═════ TASK MATERIAL

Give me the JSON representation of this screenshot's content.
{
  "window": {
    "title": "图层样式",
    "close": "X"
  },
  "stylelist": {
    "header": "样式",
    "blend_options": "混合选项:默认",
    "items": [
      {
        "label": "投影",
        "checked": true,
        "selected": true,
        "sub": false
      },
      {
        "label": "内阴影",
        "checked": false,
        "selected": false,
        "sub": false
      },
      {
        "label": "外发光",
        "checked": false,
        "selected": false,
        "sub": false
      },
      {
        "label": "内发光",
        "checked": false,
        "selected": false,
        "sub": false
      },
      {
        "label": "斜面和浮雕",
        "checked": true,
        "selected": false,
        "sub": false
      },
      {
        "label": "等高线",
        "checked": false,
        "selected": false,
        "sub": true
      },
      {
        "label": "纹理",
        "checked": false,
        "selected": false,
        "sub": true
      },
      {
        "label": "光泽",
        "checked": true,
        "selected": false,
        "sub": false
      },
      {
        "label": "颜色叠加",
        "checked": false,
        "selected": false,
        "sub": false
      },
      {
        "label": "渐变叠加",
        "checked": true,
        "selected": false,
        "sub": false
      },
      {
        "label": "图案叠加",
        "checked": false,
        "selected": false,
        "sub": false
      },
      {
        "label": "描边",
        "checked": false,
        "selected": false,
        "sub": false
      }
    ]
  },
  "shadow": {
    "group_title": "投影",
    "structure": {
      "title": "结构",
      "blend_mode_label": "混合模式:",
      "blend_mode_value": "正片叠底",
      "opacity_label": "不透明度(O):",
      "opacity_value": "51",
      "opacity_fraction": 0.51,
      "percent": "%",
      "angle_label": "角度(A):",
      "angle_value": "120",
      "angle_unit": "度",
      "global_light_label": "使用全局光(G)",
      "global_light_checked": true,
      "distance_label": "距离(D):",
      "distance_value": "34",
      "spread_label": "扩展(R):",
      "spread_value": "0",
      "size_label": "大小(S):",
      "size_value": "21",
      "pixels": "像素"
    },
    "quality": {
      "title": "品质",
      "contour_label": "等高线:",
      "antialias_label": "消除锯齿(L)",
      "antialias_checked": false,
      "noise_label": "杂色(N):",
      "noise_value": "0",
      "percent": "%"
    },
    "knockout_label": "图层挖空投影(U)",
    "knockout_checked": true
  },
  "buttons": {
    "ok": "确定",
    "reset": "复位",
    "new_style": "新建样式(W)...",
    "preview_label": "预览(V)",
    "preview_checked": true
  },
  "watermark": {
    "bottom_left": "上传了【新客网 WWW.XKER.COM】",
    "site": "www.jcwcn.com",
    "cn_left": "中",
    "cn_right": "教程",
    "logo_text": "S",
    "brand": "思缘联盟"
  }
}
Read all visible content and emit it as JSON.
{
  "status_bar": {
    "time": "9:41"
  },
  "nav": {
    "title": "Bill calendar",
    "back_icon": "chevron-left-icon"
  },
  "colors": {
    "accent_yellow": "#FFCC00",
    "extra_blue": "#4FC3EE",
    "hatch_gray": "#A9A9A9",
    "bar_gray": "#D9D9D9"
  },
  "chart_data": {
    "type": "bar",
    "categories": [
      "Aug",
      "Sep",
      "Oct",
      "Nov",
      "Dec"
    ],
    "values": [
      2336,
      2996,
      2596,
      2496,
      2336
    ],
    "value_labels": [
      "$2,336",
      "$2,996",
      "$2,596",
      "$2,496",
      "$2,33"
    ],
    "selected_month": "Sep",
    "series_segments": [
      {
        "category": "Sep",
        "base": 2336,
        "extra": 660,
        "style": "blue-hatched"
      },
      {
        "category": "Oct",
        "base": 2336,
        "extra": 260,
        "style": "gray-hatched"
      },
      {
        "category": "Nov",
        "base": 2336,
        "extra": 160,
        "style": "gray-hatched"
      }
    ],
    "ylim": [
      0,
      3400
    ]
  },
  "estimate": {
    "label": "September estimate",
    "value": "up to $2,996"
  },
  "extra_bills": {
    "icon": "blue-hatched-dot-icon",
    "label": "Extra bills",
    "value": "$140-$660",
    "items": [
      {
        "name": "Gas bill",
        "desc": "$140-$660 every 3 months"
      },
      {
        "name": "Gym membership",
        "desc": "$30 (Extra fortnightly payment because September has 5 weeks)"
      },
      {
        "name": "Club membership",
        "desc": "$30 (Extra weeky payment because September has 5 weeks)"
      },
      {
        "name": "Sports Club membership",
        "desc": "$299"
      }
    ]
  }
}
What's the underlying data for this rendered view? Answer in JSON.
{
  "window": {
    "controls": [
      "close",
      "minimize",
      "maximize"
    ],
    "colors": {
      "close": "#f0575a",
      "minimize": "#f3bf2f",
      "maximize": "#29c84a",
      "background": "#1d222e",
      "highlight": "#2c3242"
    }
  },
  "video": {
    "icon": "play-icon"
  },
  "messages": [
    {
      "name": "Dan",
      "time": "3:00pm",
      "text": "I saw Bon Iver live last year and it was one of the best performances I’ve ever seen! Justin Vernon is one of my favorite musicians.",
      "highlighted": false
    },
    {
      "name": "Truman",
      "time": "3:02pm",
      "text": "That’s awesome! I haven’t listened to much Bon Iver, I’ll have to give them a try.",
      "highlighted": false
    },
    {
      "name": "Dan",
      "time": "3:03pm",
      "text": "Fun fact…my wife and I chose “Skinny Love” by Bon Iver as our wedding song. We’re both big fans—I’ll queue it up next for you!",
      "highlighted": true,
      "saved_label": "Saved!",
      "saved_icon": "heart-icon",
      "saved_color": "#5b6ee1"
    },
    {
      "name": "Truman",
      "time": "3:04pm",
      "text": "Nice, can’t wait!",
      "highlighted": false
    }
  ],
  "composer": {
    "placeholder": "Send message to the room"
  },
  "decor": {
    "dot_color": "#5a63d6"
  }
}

══════════

SHORT EXERCISE: Return all of the above records exactly, leaving no line out.

EXERCISE RESULT:
Give me the JSON representation of this screenshot's content.
{
  "window": {
    "title": "图层样式",
    "close": "X"
  },
  "stylelist": {
    "header": "样式",
    "blend_options": "混合选项:默认",
    "items": [
      {
        "label": "投影",
        "checked": true,
        "selected": true,
        "sub": false
      },
      {
        "label": "内阴影",
        "checked": false,
        "selected": false,
        "sub": false
      },
      {
        "label": "外发光",
        "checked": false,
        "selected": false,
        "sub": false
      },
      {
        "label": "内发光",
        "checked": false,
        "selected": false,
        "sub": false
      },
      {
        "label": "斜面和浮雕",
        "checked": true,
        "selected": false,
        "sub": false
      },
      {
        "label": "等高线",
        "checked": false,
        "selected": false,
        "sub": true
      },
      {
        "label": "纹理",
        "checked": false,
        "selected": false,
        "sub": true
      },
      {
        "label": "光泽",
        "checked": true,
        "selected": false,
        "sub": false
      },
      {
        "label": "颜色叠加",
        "checked": false,
        "selected": false,
        "sub": false
      },
      {
        "label": "渐变叠加",
        "checked": true,
        "selected": false,
        "sub": false
      },
      {
        "label": "图案叠加",
        "checked": false,
        "selected": false,
        "sub": false
      },
      {
        "label": "描边",
        "checked": false,
        "selected": false,
        "sub": false
      }
    ]
  },
  "shadow": {
    "group_title": "投影",
    "structure": {
      "title": "结构",
      "blend_mode_label": "混合模式:",
      "blend_mode_value": "正片叠底",
      "opacity_label": "不透明度(O):",
      "opacity_value": "51",
      "opacity_fraction": 0.51,
      "percent": "%",
      "angle_label": "角度(A):",
      "angle_value": "120",
      "angle_unit": "度",
      "global_light_label": "使用全局光(G)",
      "global_light_checked": true,
      "distance_label": "距离(D):",
      "distance_value": "34",
      "spread_label": "扩展(R):",
      "spread_value": "0",
      "size_label": "大小(S):",
      "size_value": "21",
      "pixels": "像素"
    },
    "quality": {
      "title": "品质",
      "contour_label": "等高线:",
      "antialias_label": "消除锯齿(L)",
      "antialias_checked": false,
      "noise_label": "杂色(N):",
      "noise_value": "0",
      "percent": "%"
    },
    "knockout_label": "图层挖空投影(U)",
    "knockout_checked": true
  },
  "buttons": {
    "ok": "确定",
    "reset": "复位",
    "new_style": "新建样式(W)...",
    "preview_label": "预览(V)",
    "preview_checked": true
  },
  "watermark": {
    "bottom_left": "上传了【新客网 WWW.XKER.COM】",
    "site": "www.jcwcn.com",
    "cn_left": "中",
    "cn_right": "教程",
    "logo_text": "S",
    "brand": "思缘联盟"
  }
}
Read all visible content and emit it as JSON.
{
  "status_bar": {
    "time": "9:41"
  },
  "nav": {
    "title": "Bill calendar",
    "back_icon": "chevron-left-icon"
  },
  "colors": {
    "accent_yellow": "#FFCC00",
    "extra_blue": "#4FC3EE",
    "hatch_gray": "#A9A9A9",
    "bar_gray": "#D9D9D9"
  },
  "chart_data": {
    "type": "bar",
    "categories": [
      "Aug",
      "Sep",
      "Oct",
      "Nov",
      "Dec"
    ],
    "values": [
      2336,
      2996,
      2596,
      2496,
      2336
    ],
    "value_labels": [
      "$2,336",
      "$2,996",
      "$2,596",
      "$2,496",
      "$2,33"
    ],
    "selected_month": "Sep",
    "series_segments": [
      {
        "category": "Sep",
        "base": 2336,
        "extra": 660,
        "style": "blue-hatched"
      },
      {
        "category": "Oct",
        "base": 2336,
        "extra": 260,
        "style": "gray-hatched"
      },
      {
        "category": "Nov",
        "base": 2336,
        "extra": 160,
        "style": "gray-hatched"
      }
    ],
    "ylim": [
      0,
      3400
    ]
  },
  "estimate": {
    "label": "September estimate",
    "value": "up to $2,996"
  },
  "extra_bills": {
    "icon": "blue-hatched-dot-icon",
    "label": "Extra bills",
    "value": "$140-$660",
    "items": [
      {
        "name": "Gas bill",
        "desc": "$140-$660 every 3 months"
      },
      {
        "name": "Gym membership",
        "desc": "$30 (Extra fortnightly payment because September has 5 weeks)"
      },
      {
        "name": "Club membership",
        "desc": "$30 (Extra weeky payment because September has 5 weeks)"
      },
      {
        "name": "Sports Club membership",
        "desc": "$299"
      }
    ]
  }
}
What's the underlying data for this rendered view? Answer in JSON.
{
  "window": {
    "controls": [
      "close",
      "minimize",
      "maximize"
    ],
    "colors": {
      "close": "#f0575a",
      "minimize": "#f3bf2f",
      "maximize": "#29c84a",
      "background": "#1d222e",
      "highlight": "#2c3242"
    }
  },
  "video": {
    "icon": "play-icon"
  },
  "messages": [
    {
      "name": "Dan",
      "time": "3:00pm",
      "text": "I saw Bon Iver live last year and it was one of the best performances I’ve ever seen! Justin Vernon is one of my favorite musicians.",
      "highlighted": false
    },
    {
      "name": "Truman",
      "time": "3:02pm",
      "text": "That’s awesome! I haven’t listened to much Bon Iver, I’ll have to give them a try.",
      "highlighted": false
    },
    {
      "name": "Dan",
      "time": "3:03pm",
      "text": "Fun fact…my wife and I chose “Skinny Love” by Bon Iver as our wedding song. We’re both big fans—I’ll queue it up next for you!",
      "highlighted": true,
      "saved_label": "Saved!",
      "saved_icon": "heart-icon",
      "saved_color": "#5b6ee1"
    },
    {
      "name": "Truman",
      "time": "3:04pm",
      "text": "Nice, can’t wait!",
      "highlighted": false
    }
  ],
  "composer": {
    "placeholder": "Send message to the room"
  },
  "decor": {
    "dot_color": "#5a63d6"
  }
}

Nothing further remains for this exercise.